> [Objective]: Wherever the string "Tanatat" shows up in a line, count that line. Give the total alone.
** start of Given data **
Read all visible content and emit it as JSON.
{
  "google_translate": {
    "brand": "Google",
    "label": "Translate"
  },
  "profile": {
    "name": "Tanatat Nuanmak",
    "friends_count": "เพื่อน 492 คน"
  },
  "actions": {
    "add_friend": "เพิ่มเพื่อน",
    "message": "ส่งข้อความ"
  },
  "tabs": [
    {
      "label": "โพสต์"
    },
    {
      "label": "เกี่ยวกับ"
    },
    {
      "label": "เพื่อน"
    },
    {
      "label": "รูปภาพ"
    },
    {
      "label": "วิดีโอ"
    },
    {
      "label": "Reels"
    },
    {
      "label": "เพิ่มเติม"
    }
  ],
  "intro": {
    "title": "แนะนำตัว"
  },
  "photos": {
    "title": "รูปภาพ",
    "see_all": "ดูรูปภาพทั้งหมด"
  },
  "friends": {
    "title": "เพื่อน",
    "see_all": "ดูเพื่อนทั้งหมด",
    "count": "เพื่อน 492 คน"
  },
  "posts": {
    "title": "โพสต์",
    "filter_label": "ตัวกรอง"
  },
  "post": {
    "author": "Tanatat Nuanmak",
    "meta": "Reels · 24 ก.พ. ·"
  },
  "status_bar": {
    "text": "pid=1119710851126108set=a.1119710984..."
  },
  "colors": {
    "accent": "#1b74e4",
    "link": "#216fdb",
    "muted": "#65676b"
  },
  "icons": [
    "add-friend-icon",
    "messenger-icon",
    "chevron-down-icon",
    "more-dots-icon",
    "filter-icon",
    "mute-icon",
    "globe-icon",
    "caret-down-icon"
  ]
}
** end of Given data **
> [Expected answer]: 2